┌────────

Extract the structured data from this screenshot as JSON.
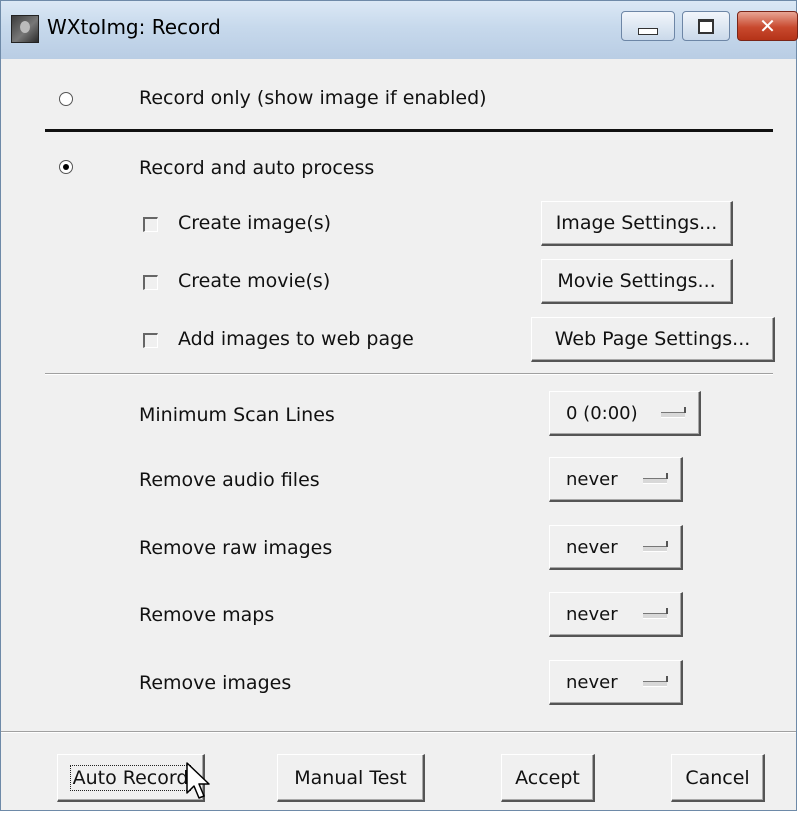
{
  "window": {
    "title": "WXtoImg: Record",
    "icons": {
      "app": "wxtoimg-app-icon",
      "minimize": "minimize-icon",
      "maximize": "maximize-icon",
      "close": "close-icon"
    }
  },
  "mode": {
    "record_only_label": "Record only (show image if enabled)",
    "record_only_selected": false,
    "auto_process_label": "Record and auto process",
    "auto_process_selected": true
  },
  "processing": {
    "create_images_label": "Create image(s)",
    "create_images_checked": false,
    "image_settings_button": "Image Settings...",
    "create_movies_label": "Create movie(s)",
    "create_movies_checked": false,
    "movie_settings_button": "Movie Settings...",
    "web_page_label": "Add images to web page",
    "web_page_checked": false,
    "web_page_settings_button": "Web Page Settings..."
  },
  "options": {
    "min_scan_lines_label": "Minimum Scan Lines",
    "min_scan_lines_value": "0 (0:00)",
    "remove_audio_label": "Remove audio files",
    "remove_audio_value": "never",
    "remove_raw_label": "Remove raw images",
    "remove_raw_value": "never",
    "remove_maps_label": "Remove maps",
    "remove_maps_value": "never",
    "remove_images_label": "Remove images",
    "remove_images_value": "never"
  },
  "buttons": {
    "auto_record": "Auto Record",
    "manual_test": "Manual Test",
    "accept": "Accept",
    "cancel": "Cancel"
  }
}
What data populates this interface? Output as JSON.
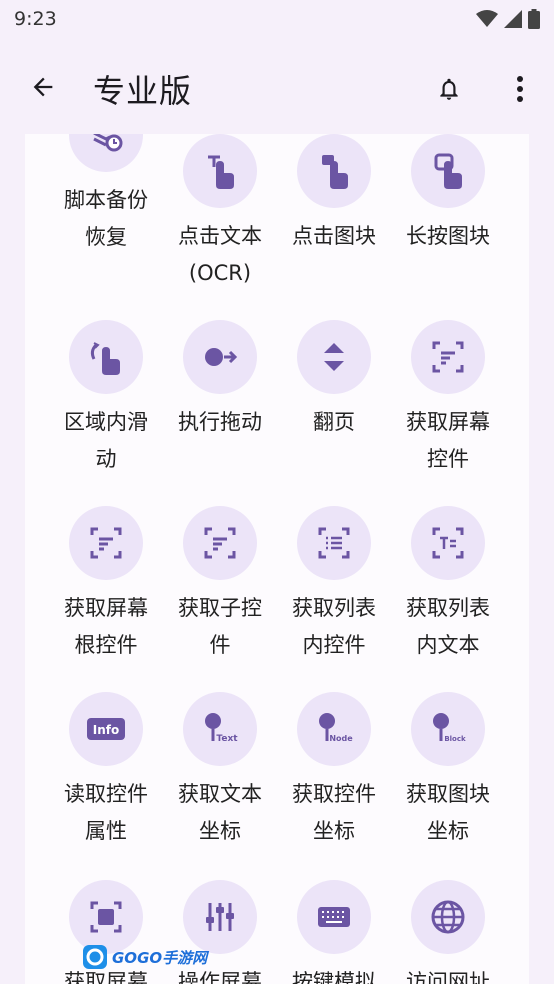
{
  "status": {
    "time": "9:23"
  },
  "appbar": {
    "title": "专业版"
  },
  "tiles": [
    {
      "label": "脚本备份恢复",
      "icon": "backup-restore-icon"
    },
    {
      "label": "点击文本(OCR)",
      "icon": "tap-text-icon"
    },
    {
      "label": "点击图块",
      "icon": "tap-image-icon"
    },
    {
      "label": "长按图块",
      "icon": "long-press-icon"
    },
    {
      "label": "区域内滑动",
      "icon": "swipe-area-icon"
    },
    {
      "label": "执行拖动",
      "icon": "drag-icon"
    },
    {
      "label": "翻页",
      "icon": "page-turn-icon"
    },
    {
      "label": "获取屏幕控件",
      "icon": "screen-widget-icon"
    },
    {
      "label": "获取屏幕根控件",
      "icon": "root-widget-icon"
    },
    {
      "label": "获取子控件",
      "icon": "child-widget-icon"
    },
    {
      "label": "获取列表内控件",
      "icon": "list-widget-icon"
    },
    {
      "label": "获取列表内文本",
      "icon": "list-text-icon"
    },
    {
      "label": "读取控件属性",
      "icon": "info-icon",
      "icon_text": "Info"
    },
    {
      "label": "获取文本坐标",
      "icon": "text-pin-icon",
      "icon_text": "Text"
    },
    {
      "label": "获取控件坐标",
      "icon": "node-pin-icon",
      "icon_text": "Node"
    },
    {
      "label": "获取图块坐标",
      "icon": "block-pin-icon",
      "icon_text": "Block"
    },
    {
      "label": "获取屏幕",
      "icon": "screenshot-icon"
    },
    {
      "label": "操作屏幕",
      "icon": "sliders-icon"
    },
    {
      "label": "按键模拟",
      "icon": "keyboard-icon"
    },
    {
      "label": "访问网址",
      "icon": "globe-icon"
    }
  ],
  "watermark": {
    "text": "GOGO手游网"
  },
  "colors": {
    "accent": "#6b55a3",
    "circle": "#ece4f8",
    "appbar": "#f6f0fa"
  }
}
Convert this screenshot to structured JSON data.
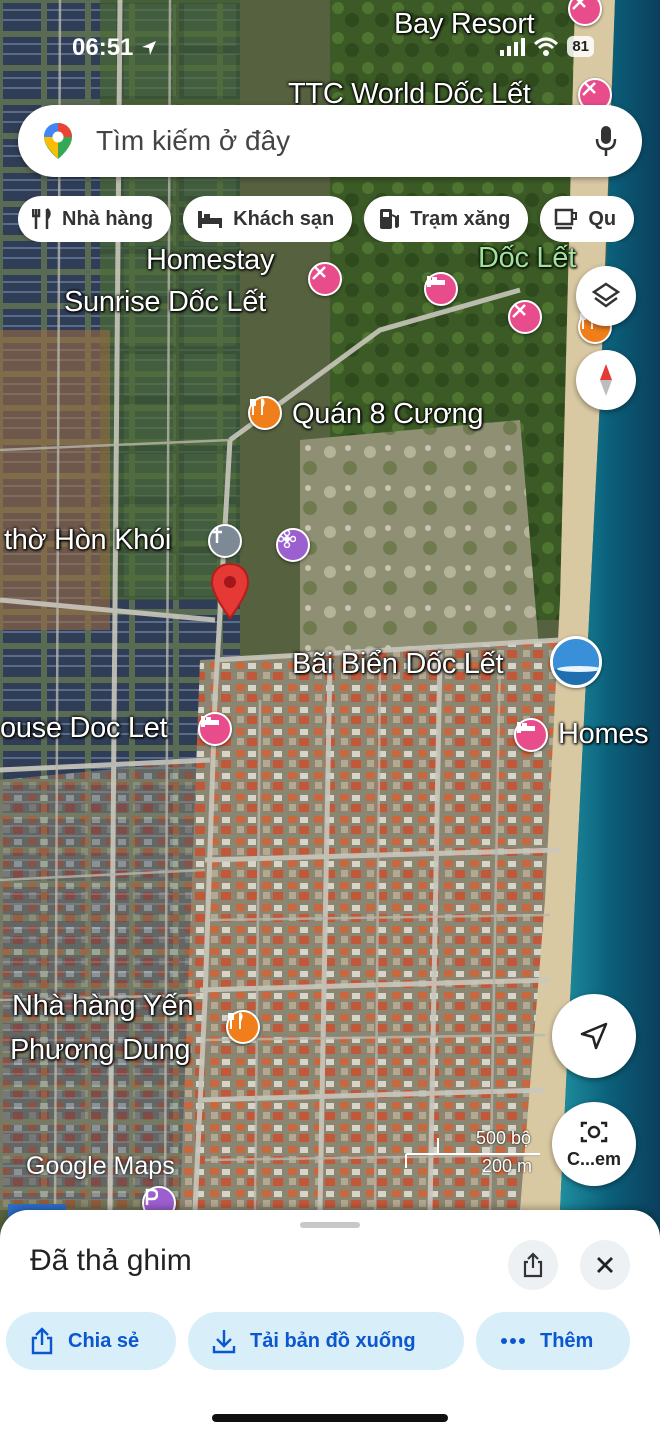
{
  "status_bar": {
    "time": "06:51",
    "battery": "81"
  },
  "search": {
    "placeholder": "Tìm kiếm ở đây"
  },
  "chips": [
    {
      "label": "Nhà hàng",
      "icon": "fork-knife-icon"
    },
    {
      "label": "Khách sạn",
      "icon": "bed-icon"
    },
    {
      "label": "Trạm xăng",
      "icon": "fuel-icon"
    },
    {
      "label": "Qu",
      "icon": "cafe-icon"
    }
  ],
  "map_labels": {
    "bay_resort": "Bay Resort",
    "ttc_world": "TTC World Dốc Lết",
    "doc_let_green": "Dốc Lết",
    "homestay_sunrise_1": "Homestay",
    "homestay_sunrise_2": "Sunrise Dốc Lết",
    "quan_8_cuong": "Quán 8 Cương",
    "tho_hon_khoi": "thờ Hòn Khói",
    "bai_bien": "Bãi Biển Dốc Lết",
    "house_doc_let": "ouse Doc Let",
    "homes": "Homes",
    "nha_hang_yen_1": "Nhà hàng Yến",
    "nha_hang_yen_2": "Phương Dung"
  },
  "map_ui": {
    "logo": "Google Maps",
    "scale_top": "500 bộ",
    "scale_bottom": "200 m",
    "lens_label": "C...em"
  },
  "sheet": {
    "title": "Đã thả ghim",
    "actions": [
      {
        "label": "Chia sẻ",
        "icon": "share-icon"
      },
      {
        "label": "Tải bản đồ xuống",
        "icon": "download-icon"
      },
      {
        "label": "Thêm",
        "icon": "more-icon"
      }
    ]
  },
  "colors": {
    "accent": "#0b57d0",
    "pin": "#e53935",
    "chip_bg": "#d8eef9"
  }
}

└────────
┌────────

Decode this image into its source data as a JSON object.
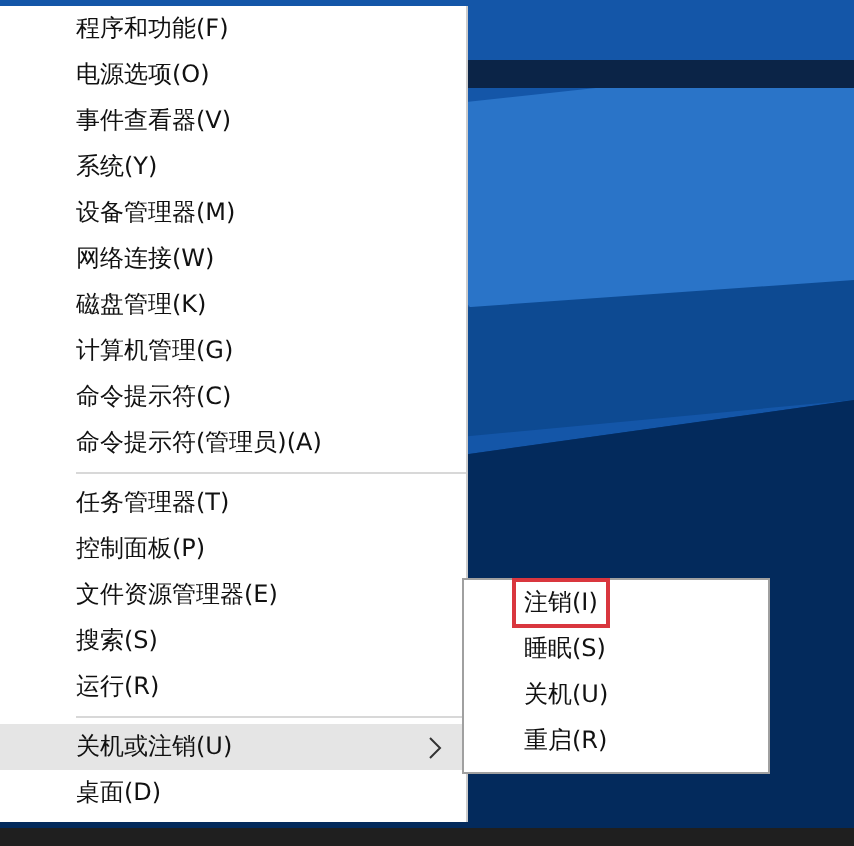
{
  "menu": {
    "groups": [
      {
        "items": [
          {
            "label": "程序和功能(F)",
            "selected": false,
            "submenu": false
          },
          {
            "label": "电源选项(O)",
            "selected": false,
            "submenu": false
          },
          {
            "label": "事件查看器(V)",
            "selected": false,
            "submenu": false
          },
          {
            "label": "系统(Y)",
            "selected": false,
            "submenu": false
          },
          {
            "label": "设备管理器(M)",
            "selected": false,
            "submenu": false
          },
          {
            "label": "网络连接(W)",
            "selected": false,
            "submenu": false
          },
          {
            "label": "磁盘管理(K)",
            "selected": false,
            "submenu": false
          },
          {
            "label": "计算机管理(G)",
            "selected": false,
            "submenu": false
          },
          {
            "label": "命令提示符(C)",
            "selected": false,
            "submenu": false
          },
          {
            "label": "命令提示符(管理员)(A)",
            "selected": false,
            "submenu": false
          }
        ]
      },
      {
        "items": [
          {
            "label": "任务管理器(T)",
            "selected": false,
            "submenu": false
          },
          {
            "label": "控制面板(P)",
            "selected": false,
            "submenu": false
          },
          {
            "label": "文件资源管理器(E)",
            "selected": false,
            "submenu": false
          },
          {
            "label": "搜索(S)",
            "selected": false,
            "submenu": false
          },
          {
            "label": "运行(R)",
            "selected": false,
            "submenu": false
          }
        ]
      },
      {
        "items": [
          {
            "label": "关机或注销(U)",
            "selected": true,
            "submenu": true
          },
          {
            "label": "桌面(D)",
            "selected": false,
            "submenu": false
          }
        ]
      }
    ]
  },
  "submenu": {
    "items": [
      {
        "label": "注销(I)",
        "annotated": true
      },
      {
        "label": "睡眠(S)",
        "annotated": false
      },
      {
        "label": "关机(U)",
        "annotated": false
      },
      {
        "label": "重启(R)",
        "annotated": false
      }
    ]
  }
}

└────────

#### SET PROBLEM:
Scan the lines above for "screenshot", then copy every one that has it.

#### THE RESULT:
Extract the structured data from this screenshot as JSON.
      "icon": "screenshot-icon"
Convert this screenshot to structured JSON data.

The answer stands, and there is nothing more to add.